## begin Data for this exercise

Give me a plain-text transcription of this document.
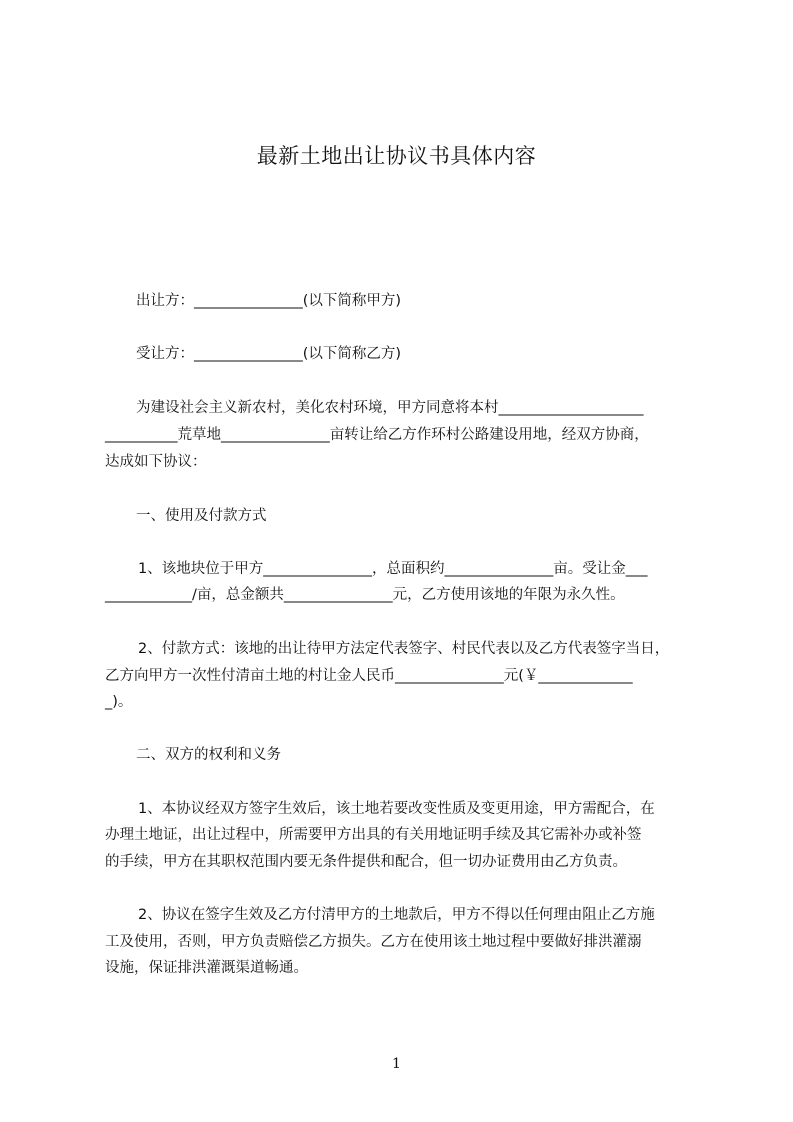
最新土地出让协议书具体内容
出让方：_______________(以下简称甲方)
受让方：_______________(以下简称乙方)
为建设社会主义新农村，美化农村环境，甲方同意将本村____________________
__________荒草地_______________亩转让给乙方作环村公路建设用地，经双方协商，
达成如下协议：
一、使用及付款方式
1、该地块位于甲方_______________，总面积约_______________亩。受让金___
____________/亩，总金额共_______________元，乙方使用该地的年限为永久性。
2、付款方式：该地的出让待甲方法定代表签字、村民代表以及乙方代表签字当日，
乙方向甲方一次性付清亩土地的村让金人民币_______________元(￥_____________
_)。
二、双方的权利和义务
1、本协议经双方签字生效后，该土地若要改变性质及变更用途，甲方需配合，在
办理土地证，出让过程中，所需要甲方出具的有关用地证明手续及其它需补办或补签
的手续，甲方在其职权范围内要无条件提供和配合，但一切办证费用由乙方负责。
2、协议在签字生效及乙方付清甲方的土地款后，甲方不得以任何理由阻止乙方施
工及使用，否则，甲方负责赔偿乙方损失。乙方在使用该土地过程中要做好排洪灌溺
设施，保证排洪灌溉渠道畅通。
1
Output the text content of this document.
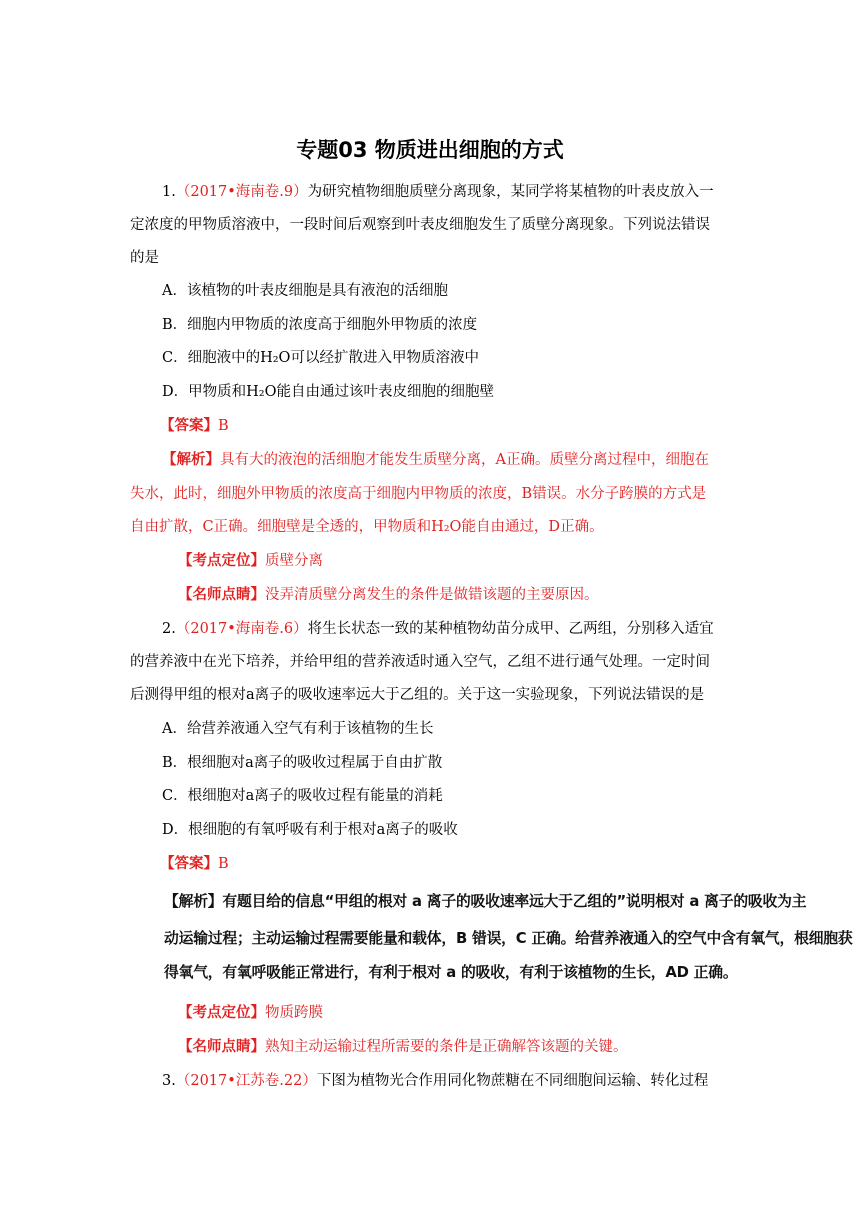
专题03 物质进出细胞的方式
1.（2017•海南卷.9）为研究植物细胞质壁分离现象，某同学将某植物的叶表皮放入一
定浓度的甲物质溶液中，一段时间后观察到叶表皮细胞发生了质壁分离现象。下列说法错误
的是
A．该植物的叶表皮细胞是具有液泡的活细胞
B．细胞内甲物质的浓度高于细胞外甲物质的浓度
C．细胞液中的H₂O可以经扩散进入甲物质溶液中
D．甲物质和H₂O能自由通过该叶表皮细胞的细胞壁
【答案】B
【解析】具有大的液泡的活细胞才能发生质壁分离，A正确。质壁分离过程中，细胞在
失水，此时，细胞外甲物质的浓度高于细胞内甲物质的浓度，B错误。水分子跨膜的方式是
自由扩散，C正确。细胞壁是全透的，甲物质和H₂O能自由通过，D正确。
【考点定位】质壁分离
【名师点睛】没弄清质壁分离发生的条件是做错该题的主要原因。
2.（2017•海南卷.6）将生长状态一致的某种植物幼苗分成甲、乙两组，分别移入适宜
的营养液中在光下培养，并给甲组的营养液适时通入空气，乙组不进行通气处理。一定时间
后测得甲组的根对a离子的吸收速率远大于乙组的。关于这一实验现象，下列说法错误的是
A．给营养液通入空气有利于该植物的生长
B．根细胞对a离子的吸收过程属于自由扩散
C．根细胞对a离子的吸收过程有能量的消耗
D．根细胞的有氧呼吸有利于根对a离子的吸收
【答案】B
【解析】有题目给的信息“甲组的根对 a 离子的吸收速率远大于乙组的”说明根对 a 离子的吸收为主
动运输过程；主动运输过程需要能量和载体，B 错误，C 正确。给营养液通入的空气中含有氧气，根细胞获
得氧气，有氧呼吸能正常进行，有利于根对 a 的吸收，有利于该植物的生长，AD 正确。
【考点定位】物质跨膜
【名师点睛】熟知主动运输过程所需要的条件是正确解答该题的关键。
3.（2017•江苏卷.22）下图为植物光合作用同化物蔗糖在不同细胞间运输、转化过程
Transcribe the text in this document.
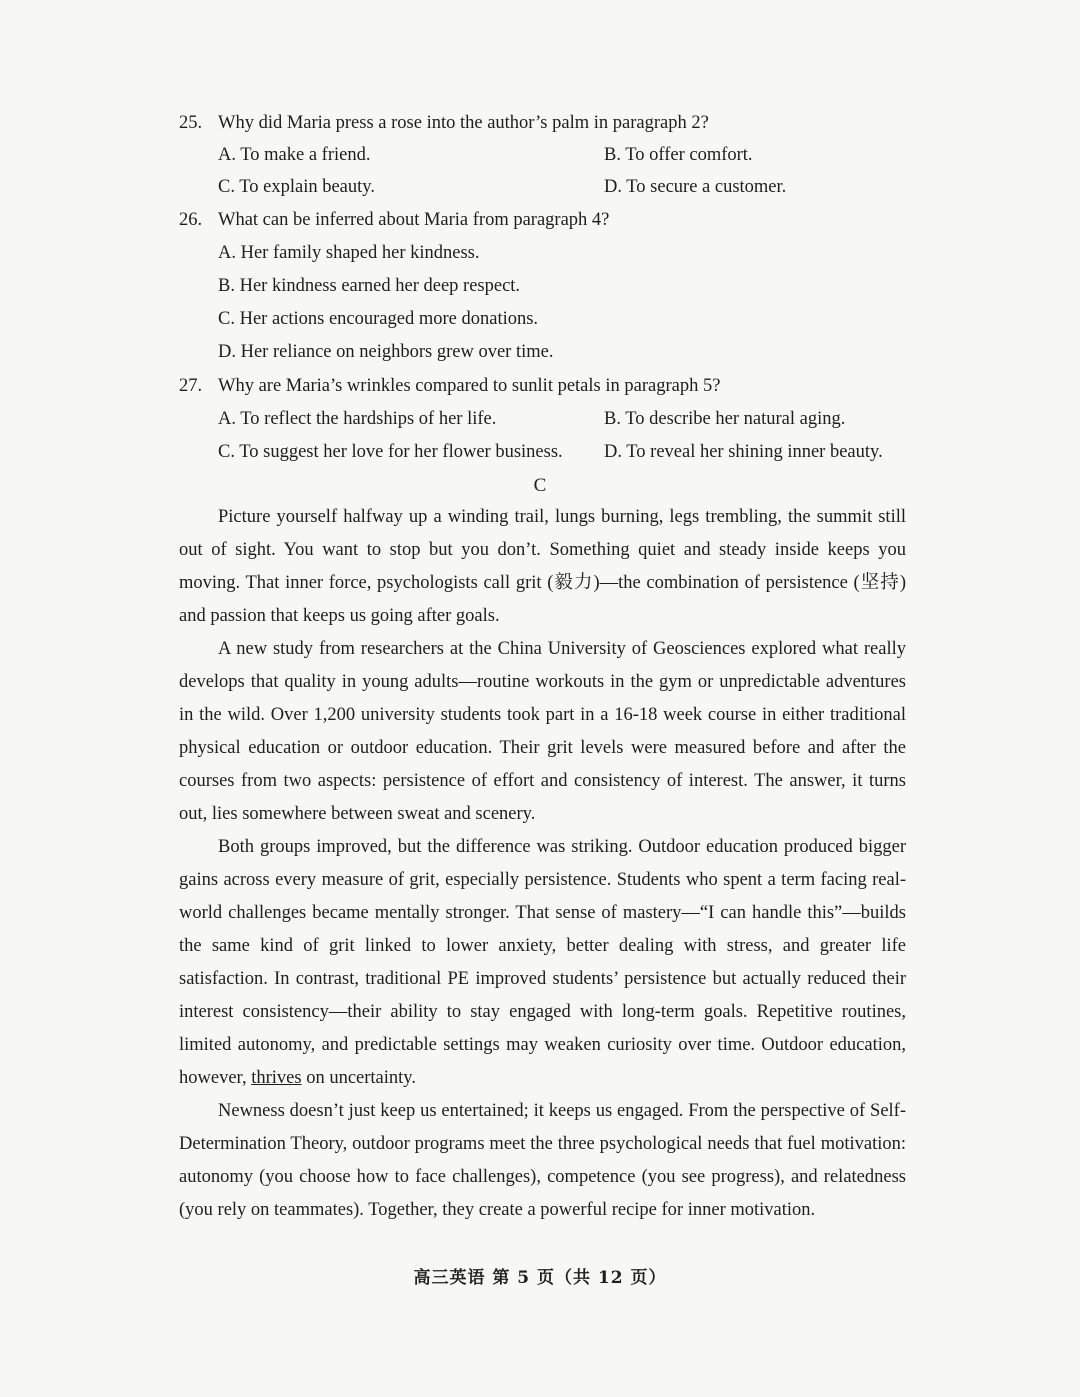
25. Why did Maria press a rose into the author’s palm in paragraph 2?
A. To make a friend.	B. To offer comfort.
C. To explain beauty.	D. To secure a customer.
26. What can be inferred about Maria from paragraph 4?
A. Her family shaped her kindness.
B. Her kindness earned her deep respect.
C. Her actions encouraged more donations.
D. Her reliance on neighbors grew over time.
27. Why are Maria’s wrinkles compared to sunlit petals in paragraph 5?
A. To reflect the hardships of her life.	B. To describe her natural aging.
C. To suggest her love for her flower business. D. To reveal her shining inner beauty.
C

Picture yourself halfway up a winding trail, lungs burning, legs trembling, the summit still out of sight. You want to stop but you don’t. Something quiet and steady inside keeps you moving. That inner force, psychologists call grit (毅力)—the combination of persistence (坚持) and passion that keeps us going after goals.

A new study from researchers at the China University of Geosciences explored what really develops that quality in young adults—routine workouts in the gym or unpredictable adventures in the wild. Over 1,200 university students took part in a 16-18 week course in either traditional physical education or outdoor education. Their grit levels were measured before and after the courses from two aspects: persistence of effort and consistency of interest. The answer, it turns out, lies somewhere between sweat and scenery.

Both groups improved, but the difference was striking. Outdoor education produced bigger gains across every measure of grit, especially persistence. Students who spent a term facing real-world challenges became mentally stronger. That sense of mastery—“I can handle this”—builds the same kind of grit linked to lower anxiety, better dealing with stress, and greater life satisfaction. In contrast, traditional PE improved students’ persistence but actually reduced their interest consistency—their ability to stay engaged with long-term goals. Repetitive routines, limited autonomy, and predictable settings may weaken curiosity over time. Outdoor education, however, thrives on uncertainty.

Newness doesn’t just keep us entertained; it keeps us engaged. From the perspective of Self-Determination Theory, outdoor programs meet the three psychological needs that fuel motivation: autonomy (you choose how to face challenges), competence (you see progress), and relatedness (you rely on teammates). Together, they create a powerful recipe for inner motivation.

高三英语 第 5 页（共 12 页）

## end Data for this exercise

Your goal -> All lines holding the word "document" should be picked out and copied.

Solution for this task ->
Give me a plain-text transcription of this document.
Output the text content of this document.
Transcribe the text in this document.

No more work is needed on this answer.